見出し画像

10年ぶりの「いらっしゃい」 ―ホームレスだった高橋さんの「脱路上」の軌跡

※本記事は、個人のプライバシーに配慮するため、必要に応じて時系列や個人及び団体の情報を加工しています。

ホームレス支援をしている人であれば誰もが痛感していることだと思うが、ホームレス状態の方が路上から住居を得て生活を安定できるようになるまでには(支援者も当事者も)かなりの時間と労力を必要とすることが少なくない。
特に、ホームレス状態になって何年も経ってしまうと、本人が精神的にもなかなか「脱路上」に踏み切れなくなってしまう。
無論、福祉事務所で嫌な経験をしたことがトラウマになっていたり、家族への扶養照会を恐れて生活保護の申請に踏み込めない、というのは常々指摘されていることであるが、こうした社会的条件が整ってもなお、長年路上生活をしている人は現状を変えること自体に躊躇してしまうことも少なくない。

以前、別のところでも書いたが、路上生活と言ってもどこでも寝られるわけではない。より条件の良いところは「取り合い」になるし、一度離れることで行政から規制されてしまうこともある。
上述した路上生活者の”躊躇”の背景には、「現在の寝床を離れてしまうとうまくいかなかった時に戻れる場所を失ってしまう」というリアルで切実な危機感があるのだ。

私が大学院修了後に入社したNPOは、まさにこうした長期間路上生活を続けている人を主な支援対象としていた。そのため、「ホームレス状態の人の自立支援」を掲げているものの、なかなかアパート入居といった分かりやすい「成果」に繋がらない。

毎日のように路上生活の方の相談に乗っているのに、誰もアパート入居に繋がらない日々が続くと、「自分は給料をもらってホームレス支援を仕事としているのに果たして当事者の役に立てているのだろうか」というやりきれない思いが湧いてくる。
しかし同時に、アパート入居に踏み切れない多くの当事者と話せば話すほど、メディアなどで再生産される「分かりやすい物語」には回収できない人間の葛藤やリアリティに向き合う面白さも強く感じていた。

「ネットカフェ生活8年」、高橋さんのジレンマ

そういった葛藤を抱えた当事者のひとりに、高橋さん(仮名・40代男性)がいた。
高橋さんは、高校卒業後に地方から上京し住み込みで働くようになるが、職場の人間関係などにつまづき、職を転々とする。
そして、ある時から仕事に行くことができなくなり、引きこもりの生活を送るようになった。
収入は途絶え、頼れる家族がいるわけでもなかった高橋さんは一人暮らしをしていたアパートを追い出され、路上とネットカフェを行き来する生活を送るようになる。

日雇いの仕事などでお金があるときはネットカフェに泊まるが、所持金が尽きればまた路上に戻るという繰り返しである。

· · · · ·

* [課題 1]: ホームレス支援についての文章で、高橋さんは所持金が尽きたときどうしていたか。
* [課題 2]: ホームレス支援についての文章を、最後の一文のあとから書き継ぐ。

* [表示情報]:
· · · · ·

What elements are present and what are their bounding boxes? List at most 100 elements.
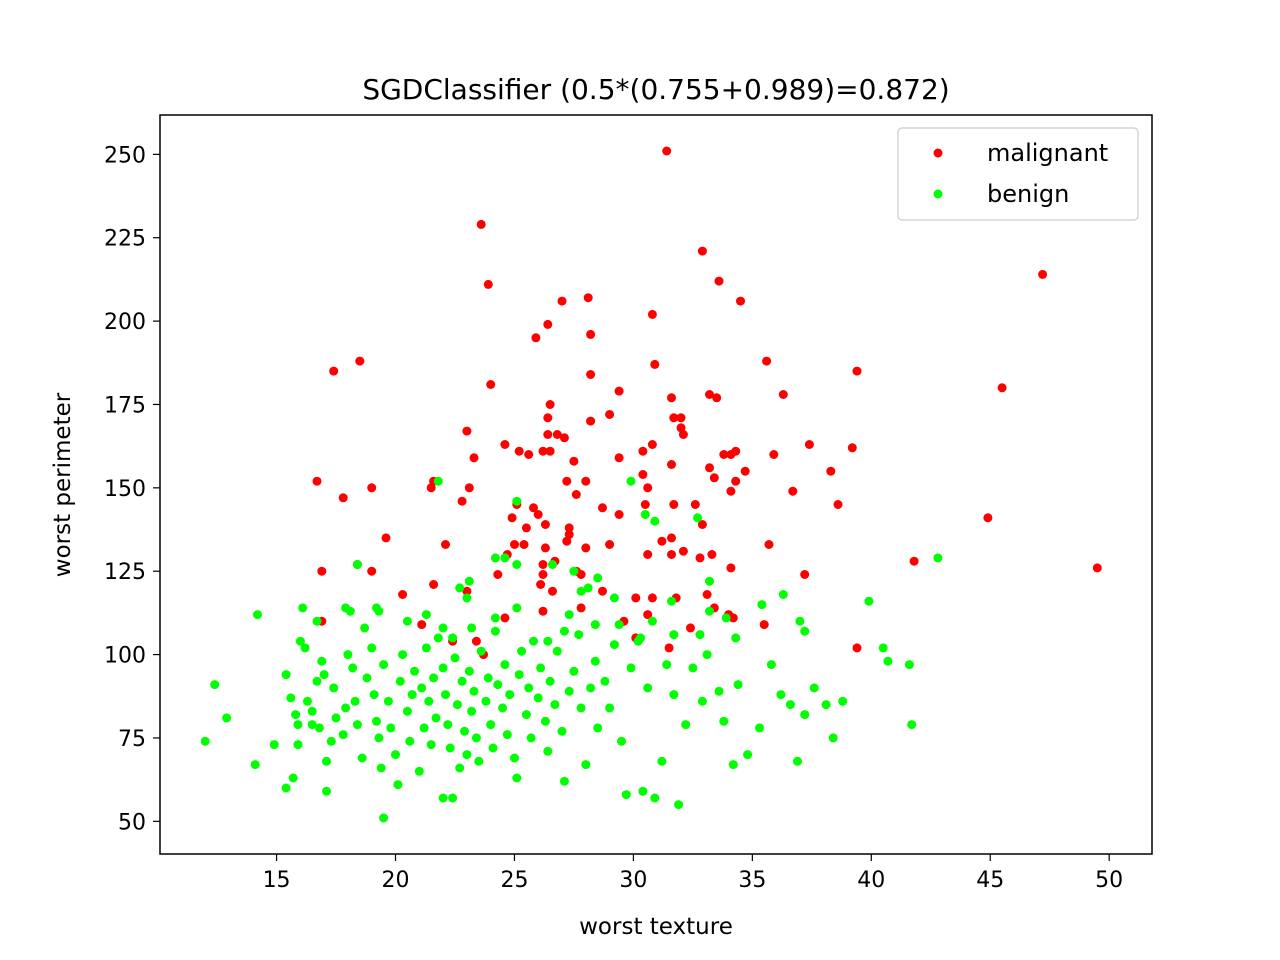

· · · · ·

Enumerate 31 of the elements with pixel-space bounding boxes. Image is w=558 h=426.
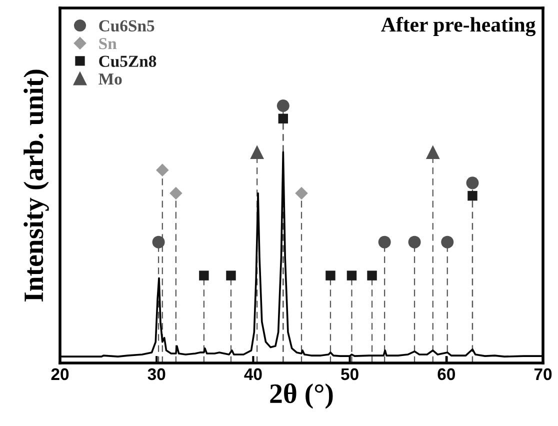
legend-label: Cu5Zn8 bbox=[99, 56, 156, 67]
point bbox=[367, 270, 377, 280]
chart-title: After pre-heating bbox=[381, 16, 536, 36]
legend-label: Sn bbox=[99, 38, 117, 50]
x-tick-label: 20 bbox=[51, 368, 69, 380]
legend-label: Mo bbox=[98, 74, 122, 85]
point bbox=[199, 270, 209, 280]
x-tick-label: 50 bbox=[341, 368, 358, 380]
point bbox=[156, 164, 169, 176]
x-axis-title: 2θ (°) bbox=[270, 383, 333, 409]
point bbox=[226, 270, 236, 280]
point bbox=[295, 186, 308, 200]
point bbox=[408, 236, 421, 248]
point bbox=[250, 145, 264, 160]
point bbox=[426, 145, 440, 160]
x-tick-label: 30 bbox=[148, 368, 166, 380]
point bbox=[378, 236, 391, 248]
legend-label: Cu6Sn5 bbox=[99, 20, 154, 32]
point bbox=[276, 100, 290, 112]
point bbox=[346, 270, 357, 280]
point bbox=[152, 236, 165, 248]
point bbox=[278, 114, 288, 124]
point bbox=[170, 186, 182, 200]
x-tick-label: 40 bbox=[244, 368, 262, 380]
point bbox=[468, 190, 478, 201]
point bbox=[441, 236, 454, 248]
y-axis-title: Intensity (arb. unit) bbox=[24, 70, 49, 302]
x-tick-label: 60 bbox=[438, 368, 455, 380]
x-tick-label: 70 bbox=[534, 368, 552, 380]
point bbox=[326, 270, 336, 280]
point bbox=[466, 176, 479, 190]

· · · · ·

* [出力結果 1]: 路上に戻っていた。

* [出力結果 2]:
しかし、職場での働きぶりが少しずつ評価されるようになった高橋さんには、毎日のように仕事が入るようになっていく。
私が高橋さんと関わるようになった頃には、毎日ネットカフェを利用することができるようになっていた。

その頃の高橋さんは、毎日のネットカフェ代でひと月に8万円ほど払っていた。
そうであれば一般のアパートの家賃が払えると思われるだろうが、東京でアパートを借りようとすれば敷金・礼金、前家賃などで初期費用が少なくとも20万円はかかる。また、身分証(住民票、運転免許証など)や携帯電話を持っていない高橋さんの状況では保証会社の審査がおりない。

そこで、私は所属のNPOが行っている居宅訓練事業を紹介し、アパート入居を目指さないかと話してみた。当事業は、NPOが借り上げている物件に敷金や礼金、保証人なしで入居してもらい、半年から1年ほどかけて一般のアパート入居を目指すというものである。利用者から月々利用料(光熱費込)として4万5千円をもらうが、そのうちの1万5千円は積み立てておき、事業利用修了時に返金されるため、訓練居宅から一般のアパートに移る際の資金に回すことができる。
(ちなみに当時、この事業では物件の借り上げ費用が7万5千円だったため、NPOとしては毎月4万5千円の赤字であった)

高橋さんの場合、毎日のネットカフェ代で月々約8万円払っているわけなので、理屈のうえでは積立金を含め毎月5万円を貯めることができることになる。半年あれば30万円になるので初期費用としては悪くない。訓練居宅に住民票登録をすれば携帯電話や身分証といった必要資源を準備する展望もひらける。

しかし、高橋さんは事業に関心を持ちながらも、なかなか踏み切れない。
その理由について、彼は次のように語った。

「ありがたい話だとは思うんですが、自分がこういう生活になったきっかけは『引きこもり』じゃないですか。だから、自分の住居を持つということへのこわさがあるんです。今のネットカフェ生活であれば、利用時間がくれば嫌でも出ないといけないでしょ?それで毎朝、職場に行くというリズムができている。それが、朝になっても誰にも起こされない、寝ていられるということになると、仕事にも行けなくなってしまうんじゃないか、一日中テレビを見てるようになってしまうんじゃないかと不安で…。永井さんから生活保護の話をしてもらった時もなかなか前向きになれなかったのも同じ理由なんですよね…。」

「そろそろ畳の上でご飯が食べたい」―きっかけになった一枚のビラ

そして高橋さんは毎日朝から日雇いの仕事をし、ネットカフェに泊まるという生活を続けた。
私は、高橋さんと話す機会があると、それとなく今後についてや居宅訓練事業について水を向け、「その気になればいつでも相談してください」と声をかけていた。

そんな関係が1年ほど続いたある日、高橋さんから面談の要望があった。
話を聞くと、居宅訓練事業を利用したいという。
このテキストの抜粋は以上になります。